Render everything from the first line of the listing down to and including the line containing "113, 607, 128]" as a Markdown table with two columns, Row and Line. Give each line a row number and leave out blank lines.

_Exercise materials_
[start]
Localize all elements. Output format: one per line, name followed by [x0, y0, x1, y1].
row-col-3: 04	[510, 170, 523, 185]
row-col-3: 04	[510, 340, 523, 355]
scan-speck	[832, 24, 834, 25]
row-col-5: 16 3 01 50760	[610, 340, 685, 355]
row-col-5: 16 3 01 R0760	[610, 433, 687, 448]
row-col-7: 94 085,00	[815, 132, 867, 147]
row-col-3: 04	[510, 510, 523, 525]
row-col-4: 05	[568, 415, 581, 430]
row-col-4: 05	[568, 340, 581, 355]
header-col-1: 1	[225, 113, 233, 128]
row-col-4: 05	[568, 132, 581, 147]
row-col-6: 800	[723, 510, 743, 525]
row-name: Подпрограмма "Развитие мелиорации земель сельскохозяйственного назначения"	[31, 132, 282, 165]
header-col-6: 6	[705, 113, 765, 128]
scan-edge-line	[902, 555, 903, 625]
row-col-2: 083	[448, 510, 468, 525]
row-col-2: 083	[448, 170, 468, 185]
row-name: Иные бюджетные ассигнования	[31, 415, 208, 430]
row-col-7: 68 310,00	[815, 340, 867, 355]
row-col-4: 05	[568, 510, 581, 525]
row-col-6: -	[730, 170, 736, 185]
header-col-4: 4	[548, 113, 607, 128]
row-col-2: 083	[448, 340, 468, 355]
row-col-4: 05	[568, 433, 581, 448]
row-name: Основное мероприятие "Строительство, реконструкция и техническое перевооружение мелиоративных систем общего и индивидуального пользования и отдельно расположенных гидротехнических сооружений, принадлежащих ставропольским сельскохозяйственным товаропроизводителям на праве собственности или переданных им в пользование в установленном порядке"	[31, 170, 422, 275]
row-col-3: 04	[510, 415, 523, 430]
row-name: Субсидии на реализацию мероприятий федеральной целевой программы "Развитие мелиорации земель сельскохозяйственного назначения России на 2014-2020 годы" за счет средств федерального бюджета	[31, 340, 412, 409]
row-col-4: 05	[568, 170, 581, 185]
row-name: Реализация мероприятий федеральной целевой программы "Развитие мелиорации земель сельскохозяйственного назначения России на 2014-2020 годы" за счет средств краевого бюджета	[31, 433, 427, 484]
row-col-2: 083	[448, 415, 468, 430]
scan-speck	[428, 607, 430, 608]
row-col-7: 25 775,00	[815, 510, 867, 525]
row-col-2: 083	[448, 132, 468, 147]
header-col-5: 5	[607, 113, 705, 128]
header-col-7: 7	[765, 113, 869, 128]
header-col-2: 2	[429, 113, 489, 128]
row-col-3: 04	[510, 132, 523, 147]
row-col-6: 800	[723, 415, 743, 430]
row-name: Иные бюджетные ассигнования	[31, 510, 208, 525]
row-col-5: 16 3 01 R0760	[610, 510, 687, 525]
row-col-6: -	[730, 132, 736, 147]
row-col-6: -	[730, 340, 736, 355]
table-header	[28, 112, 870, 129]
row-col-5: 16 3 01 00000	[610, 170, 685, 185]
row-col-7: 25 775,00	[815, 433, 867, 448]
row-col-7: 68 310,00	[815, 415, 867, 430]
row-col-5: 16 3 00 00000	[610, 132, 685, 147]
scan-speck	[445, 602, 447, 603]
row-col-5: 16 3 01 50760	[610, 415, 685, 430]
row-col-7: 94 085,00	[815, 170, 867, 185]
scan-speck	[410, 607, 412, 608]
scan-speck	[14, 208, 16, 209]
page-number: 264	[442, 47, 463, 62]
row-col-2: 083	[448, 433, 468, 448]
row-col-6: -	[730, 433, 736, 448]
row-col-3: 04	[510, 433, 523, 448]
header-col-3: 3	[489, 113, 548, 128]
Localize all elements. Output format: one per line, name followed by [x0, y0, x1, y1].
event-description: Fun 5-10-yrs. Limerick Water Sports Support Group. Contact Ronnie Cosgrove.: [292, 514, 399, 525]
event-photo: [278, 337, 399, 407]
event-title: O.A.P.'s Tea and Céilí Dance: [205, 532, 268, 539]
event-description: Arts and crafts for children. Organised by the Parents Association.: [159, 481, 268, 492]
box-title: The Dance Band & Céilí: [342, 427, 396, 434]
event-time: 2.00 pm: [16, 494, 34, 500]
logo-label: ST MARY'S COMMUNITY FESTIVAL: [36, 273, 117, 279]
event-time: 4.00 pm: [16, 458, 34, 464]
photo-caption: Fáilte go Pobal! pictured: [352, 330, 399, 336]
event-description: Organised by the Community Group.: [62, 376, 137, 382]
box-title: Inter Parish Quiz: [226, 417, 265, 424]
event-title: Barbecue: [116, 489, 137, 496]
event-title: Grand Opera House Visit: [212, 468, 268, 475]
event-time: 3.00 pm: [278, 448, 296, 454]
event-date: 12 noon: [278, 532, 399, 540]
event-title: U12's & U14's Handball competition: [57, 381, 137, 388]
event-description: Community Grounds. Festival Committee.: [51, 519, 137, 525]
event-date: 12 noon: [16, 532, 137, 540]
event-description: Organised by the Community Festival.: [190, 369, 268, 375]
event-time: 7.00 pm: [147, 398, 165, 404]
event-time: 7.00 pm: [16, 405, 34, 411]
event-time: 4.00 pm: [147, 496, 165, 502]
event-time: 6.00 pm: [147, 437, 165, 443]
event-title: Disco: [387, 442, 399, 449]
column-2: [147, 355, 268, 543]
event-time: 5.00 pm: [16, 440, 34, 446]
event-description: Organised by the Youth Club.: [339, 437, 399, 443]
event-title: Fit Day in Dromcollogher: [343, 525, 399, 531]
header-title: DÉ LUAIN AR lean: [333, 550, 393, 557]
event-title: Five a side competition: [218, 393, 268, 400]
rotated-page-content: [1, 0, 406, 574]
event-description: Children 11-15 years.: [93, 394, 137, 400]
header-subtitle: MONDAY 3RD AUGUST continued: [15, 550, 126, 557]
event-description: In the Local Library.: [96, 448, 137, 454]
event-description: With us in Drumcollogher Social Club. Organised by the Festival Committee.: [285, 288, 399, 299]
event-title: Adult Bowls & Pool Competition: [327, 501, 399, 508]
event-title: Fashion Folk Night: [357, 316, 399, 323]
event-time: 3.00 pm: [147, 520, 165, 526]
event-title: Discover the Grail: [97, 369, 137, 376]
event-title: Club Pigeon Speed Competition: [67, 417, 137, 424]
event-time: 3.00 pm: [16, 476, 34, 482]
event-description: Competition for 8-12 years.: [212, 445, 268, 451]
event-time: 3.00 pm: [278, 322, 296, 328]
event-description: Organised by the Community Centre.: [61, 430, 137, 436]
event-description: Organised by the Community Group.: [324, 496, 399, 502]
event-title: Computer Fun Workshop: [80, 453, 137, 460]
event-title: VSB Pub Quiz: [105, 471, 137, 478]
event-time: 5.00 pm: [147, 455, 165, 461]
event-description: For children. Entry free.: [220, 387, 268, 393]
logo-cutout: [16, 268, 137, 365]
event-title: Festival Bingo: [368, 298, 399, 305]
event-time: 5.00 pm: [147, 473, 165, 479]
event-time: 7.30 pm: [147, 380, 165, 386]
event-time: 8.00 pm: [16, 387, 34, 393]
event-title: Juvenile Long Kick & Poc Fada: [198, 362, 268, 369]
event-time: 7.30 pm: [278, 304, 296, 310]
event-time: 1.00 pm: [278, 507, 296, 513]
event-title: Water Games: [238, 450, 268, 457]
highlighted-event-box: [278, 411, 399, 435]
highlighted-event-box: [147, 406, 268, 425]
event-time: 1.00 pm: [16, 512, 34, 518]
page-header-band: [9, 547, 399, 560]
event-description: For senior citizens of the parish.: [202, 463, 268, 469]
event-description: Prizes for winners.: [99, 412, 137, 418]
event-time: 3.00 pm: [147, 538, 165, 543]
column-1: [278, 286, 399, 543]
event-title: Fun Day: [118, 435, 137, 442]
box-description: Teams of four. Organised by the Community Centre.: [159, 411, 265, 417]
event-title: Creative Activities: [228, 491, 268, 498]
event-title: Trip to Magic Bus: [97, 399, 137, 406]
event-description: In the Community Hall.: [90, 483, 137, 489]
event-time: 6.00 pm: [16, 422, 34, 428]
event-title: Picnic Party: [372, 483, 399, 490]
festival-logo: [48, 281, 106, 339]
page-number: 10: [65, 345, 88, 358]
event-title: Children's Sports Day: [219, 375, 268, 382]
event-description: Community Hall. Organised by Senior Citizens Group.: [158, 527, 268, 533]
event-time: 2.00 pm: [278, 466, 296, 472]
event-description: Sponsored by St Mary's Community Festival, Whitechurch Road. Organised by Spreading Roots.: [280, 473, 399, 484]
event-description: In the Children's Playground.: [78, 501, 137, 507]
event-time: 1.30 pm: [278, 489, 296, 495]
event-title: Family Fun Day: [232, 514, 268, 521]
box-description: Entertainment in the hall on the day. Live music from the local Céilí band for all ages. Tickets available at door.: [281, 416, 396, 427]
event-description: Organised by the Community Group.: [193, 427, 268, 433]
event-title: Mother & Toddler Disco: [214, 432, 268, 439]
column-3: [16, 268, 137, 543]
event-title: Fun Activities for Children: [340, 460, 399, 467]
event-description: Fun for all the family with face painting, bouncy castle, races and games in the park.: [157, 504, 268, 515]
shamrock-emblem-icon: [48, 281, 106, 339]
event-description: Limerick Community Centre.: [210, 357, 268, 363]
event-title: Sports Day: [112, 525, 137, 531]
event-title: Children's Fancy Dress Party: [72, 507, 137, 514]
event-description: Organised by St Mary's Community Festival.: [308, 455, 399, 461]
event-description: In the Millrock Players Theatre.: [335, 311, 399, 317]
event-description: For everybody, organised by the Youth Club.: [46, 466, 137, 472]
[end]
_Written response_
| Row | Line |
|---|---|
| 1 | Localize all elements. Output format: one per line, name followed by [x0, y0, x1, y1]. |
| 2 | row-col-3: 04	[510, 170, 523, 185] |
| 3 | row-col-3: 04	[510, 340, 523, 355] |
| 4 | scan-speck	[832, 24, 834, 25] |
| 5 | row-col-5: 16 3 01 50760	[610, 340, 685, 355] |
| 6 | row-col-5: 16 3 01 R0760	[610, 433, 687, 448] |
| 7 | row-col-7: 94 085,00	[815, 132, 867, 147] |
| 8 | row-col-3: 04	[510, 510, 523, 525] |
| 9 | row-col-4: 05	[568, 415, 581, 430] |
| 10 | row-col-4: 05	[568, 340, 581, 355] |
| 11 | header-col-1: 1	[225, 113, 233, 128] |
| 12 | row-col-4: 05	[568, 132, 581, 147] |
| 13 | row-col-6: 800	[723, 510, 743, 525] |
| 14 | row-name: Подпрограмма "Развитие мелиорации земель сельскохозяйственного назначения"	[31, 132, 282, 165] |
| 15 | header-col-6: 6	[705, 113, 765, 128] |
| 16 | scan-edge-line	[902, 555, 903, 625] |
| 17 | row-col-2: 083	[448, 510, 468, 525] |
| 18 | row-col-2: 083	[448, 170, 468, 185] |
| 19 | row-name: Иные бюджетные ассигнования	[31, 415, 208, 430] |
| 20 | row-col-7: 68 310,00	[815, 340, 867, 355] |
| 21 | row-col-4: 05	[568, 510, 581, 525] |
| 22 | row-col-6: -	[730, 170, 736, 185] |
| 23 | header-col-4: 4	[548, 113, 607, 128] |